Task requirements:
Select all lines with the string "name" in them, and copy those lines.
--- START OF Data lines ---
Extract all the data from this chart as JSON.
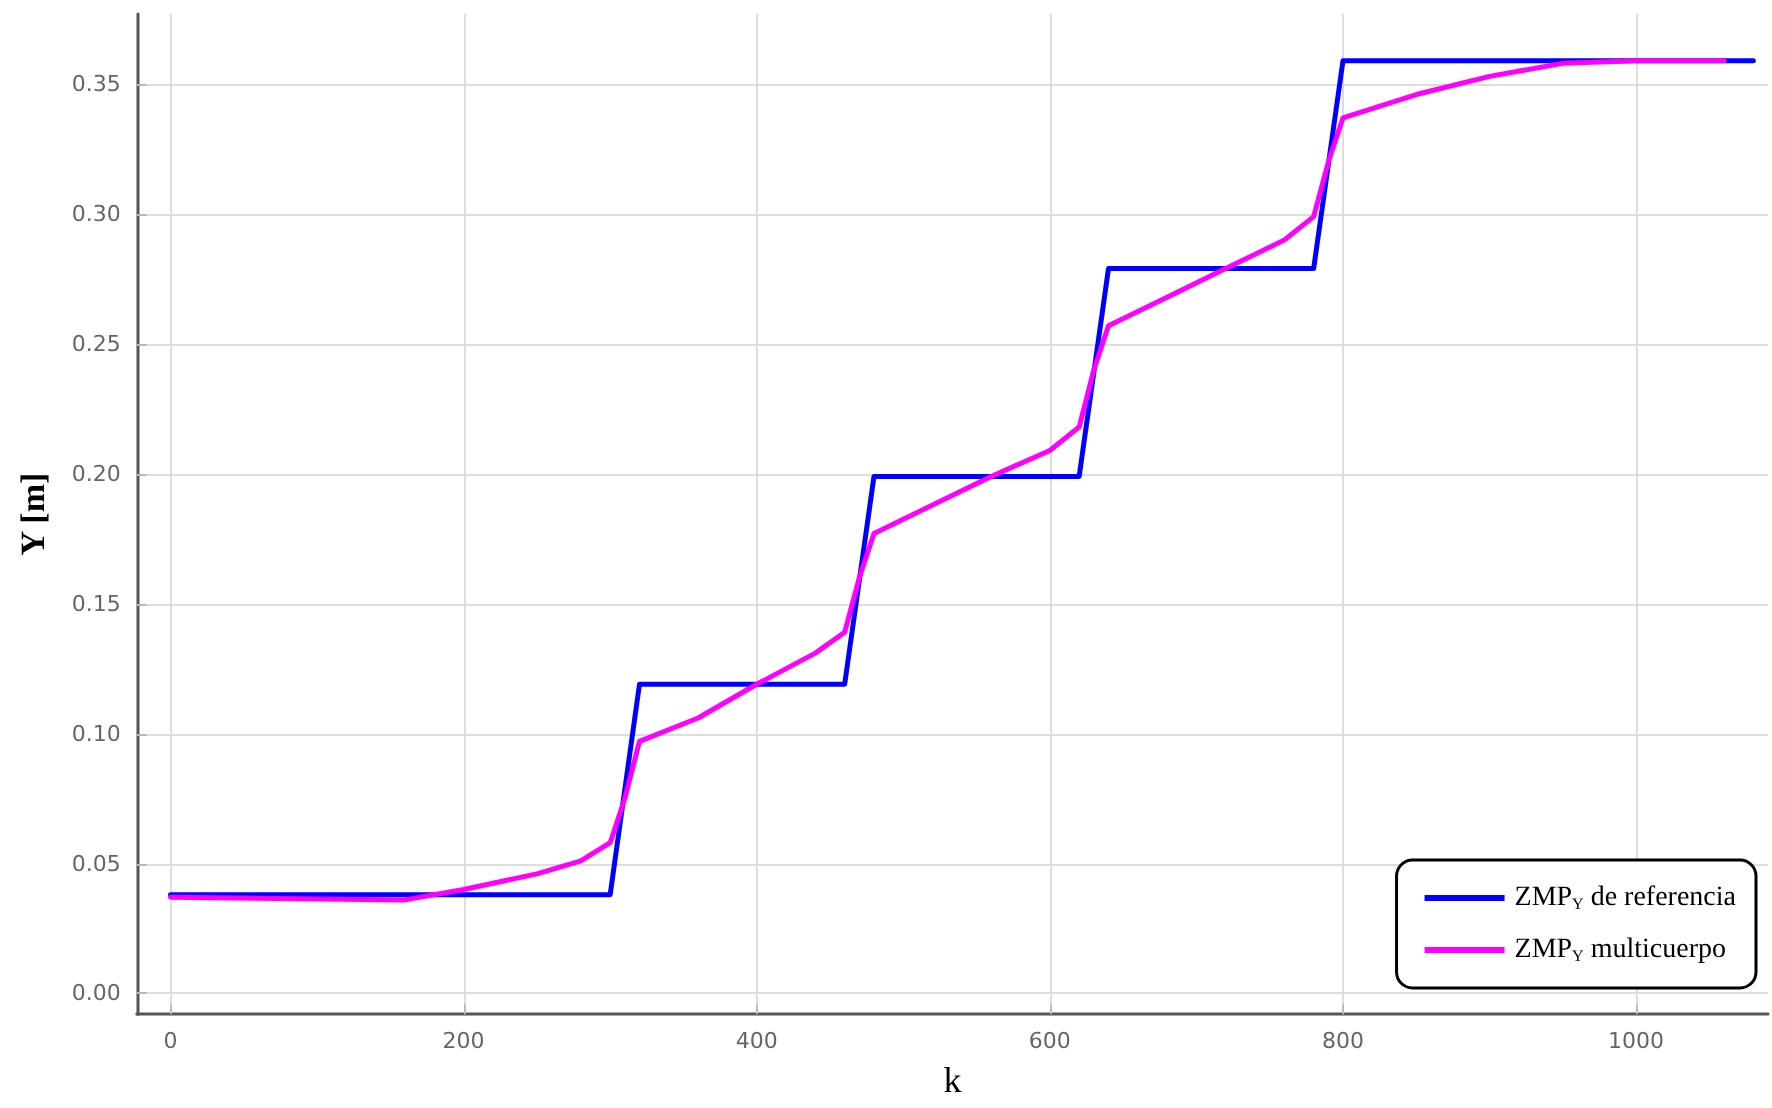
{
  "chart_data": {
    "type": "line",
    "xlabel": "k",
    "ylabel": "Y [m]",
    "xlim": [
      -23,
      1090
    ],
    "xticks": [
      0,
      200,
      400,
      600,
      800,
      1000
    ],
    "ylim": [
      -0.008,
      0.377
    ],
    "yticks": [
      {
        "value": 0,
        "label": "0.00"
      },
      0.05,
      {
        "value": 0.1,
        "label": "0.10"
      },
      0.15,
      {
        "value": 0.2,
        "label": "0.20"
      },
      0.25,
      {
        "value": 0.3,
        "label": "0.30"
      },
      0.35
    ],
    "grid": true,
    "legend": "bottom right",
    "marker": "none",
    "line_style": "solid",
    "series": [
      {
        "name": "ZMP$_{Y}$ de referencia",
        "color": "#0000ff",
        "x": [
          0,
          300,
          320,
          460,
          480,
          620,
          640,
          780,
          800,
          1080
        ],
        "values": [
          0.038,
          0.038,
          0.119,
          0.119,
          0.199,
          0.199,
          0.279,
          0.279,
          0.359,
          0.359
        ]
      },
      {
        "name": "ZMP$_{Y}$ multicuerpo",
        "color": "#ff00ff",
        "x": [
          0,
          160,
          200,
          250,
          280,
          300,
          310,
          320,
          360,
          400,
          440,
          460,
          470,
          480,
          520,
          560,
          600,
          620,
          630,
          640,
          680,
          720,
          760,
          780,
          790,
          800,
          850,
          900,
          950,
          1000,
          1060
        ],
        "values": [
          0.037,
          0.036,
          0.04,
          0.046,
          0.051,
          0.058,
          0.075,
          0.097,
          0.106,
          0.119,
          0.131,
          0.139,
          0.16,
          0.177,
          0.188,
          0.199,
          0.209,
          0.218,
          0.24,
          0.257,
          0.268,
          0.279,
          0.29,
          0.299,
          0.32,
          0.337,
          0.346,
          0.353,
          0.358,
          0.359,
          0.359
        ]
      }
    ]
  }
}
--- END OF Data lines ---
Answer:
        "name": "ZMP$_{Y}$ de referencia",
        "name": "ZMP$_{Y}$ multicuerpo",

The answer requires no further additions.